--- BEGIN Records to use ---

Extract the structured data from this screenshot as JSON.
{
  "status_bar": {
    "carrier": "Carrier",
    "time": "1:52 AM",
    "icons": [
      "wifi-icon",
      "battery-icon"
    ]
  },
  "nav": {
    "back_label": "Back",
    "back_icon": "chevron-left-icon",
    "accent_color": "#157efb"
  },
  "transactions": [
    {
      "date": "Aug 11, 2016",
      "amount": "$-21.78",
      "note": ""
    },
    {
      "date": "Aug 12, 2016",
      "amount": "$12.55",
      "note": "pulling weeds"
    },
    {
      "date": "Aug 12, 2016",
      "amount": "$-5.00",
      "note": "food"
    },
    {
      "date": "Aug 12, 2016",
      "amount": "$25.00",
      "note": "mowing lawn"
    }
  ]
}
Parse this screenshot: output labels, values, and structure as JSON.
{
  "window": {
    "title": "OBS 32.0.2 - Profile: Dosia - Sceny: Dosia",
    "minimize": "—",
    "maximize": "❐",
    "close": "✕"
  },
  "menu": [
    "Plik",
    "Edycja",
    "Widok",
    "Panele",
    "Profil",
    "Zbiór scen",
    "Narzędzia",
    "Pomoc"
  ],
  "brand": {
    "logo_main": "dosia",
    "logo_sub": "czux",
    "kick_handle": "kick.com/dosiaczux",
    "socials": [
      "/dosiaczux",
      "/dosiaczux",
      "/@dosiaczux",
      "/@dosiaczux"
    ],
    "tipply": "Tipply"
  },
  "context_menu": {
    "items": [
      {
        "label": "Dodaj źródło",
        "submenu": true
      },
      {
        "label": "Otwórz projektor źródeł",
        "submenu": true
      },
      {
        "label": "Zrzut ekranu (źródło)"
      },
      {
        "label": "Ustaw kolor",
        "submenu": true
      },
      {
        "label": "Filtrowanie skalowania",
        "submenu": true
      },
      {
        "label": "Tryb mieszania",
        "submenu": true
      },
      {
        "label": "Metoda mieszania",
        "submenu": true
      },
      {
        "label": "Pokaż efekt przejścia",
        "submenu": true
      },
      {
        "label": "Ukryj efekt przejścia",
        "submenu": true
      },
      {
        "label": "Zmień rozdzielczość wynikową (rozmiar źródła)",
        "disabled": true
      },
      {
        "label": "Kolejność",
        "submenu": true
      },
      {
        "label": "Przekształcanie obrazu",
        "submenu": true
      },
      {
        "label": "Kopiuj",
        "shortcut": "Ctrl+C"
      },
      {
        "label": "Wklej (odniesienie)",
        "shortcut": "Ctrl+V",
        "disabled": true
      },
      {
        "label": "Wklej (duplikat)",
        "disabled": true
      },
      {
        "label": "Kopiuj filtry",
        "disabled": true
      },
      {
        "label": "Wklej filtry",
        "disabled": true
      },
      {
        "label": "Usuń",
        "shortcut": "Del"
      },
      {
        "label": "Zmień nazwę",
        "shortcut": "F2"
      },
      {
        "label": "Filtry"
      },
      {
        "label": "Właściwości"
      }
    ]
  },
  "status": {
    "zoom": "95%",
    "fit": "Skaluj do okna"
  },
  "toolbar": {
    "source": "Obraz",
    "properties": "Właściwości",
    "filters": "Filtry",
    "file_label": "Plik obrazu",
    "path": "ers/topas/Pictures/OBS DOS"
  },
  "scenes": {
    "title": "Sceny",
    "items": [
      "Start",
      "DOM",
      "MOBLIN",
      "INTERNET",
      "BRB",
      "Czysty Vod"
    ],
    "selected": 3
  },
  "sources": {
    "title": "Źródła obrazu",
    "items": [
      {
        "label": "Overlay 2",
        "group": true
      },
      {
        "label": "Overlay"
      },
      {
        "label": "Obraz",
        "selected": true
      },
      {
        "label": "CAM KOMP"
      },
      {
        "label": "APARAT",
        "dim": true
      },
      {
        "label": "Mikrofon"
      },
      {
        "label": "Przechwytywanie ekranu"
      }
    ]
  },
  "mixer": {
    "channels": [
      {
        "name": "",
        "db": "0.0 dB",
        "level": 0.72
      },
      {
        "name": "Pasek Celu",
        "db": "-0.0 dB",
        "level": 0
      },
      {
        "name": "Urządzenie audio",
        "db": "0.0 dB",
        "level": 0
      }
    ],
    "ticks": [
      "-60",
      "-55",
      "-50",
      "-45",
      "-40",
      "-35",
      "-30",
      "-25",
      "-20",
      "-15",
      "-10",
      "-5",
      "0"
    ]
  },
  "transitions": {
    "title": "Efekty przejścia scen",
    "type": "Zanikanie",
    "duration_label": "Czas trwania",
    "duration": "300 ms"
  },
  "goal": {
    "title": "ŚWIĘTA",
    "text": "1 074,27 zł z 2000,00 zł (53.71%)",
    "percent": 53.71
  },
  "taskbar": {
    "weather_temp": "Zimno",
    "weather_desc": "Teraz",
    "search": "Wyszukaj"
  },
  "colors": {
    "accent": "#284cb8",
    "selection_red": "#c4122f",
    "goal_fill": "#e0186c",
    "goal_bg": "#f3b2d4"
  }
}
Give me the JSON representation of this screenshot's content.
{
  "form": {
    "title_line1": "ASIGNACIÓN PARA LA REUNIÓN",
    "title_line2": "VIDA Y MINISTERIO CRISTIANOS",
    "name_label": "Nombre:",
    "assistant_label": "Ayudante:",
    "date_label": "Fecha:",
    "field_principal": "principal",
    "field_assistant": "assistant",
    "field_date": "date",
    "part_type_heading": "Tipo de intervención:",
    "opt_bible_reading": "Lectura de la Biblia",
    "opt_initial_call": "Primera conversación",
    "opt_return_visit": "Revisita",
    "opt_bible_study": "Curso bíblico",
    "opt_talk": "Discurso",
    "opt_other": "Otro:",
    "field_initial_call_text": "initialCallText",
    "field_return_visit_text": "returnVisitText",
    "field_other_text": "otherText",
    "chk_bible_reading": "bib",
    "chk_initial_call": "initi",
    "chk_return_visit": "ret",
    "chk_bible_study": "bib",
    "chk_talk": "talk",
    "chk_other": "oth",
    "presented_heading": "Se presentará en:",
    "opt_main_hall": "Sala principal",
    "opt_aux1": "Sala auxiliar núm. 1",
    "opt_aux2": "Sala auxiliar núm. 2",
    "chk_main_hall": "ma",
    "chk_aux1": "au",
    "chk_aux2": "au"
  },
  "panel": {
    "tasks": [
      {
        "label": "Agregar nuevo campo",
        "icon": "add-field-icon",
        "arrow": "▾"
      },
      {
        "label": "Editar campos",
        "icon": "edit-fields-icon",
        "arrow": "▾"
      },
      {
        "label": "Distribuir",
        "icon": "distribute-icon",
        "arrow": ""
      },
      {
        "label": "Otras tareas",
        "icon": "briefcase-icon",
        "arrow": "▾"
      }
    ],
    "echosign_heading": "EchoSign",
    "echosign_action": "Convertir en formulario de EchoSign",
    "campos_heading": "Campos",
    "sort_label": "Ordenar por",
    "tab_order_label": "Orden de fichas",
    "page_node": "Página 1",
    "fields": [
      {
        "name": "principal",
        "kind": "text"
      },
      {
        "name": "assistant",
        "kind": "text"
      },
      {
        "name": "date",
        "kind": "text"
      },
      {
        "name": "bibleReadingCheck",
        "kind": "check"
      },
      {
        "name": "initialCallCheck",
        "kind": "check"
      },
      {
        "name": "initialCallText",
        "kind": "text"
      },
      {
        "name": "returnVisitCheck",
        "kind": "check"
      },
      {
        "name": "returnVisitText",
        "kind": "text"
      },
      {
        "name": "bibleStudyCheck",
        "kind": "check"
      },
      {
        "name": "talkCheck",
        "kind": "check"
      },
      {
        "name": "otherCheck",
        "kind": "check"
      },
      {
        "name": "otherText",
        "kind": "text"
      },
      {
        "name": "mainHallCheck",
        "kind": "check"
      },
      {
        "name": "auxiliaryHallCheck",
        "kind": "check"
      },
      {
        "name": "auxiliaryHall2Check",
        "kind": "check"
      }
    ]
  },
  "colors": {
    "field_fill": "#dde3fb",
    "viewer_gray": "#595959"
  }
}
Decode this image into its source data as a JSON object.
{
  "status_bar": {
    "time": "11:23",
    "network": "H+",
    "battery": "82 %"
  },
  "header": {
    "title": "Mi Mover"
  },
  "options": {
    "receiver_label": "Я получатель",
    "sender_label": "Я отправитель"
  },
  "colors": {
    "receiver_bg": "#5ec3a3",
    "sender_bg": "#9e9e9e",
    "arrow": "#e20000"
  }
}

--- END Records to use ---

Reply with nothing but the number of lines in the data above that contain "Wklej".

3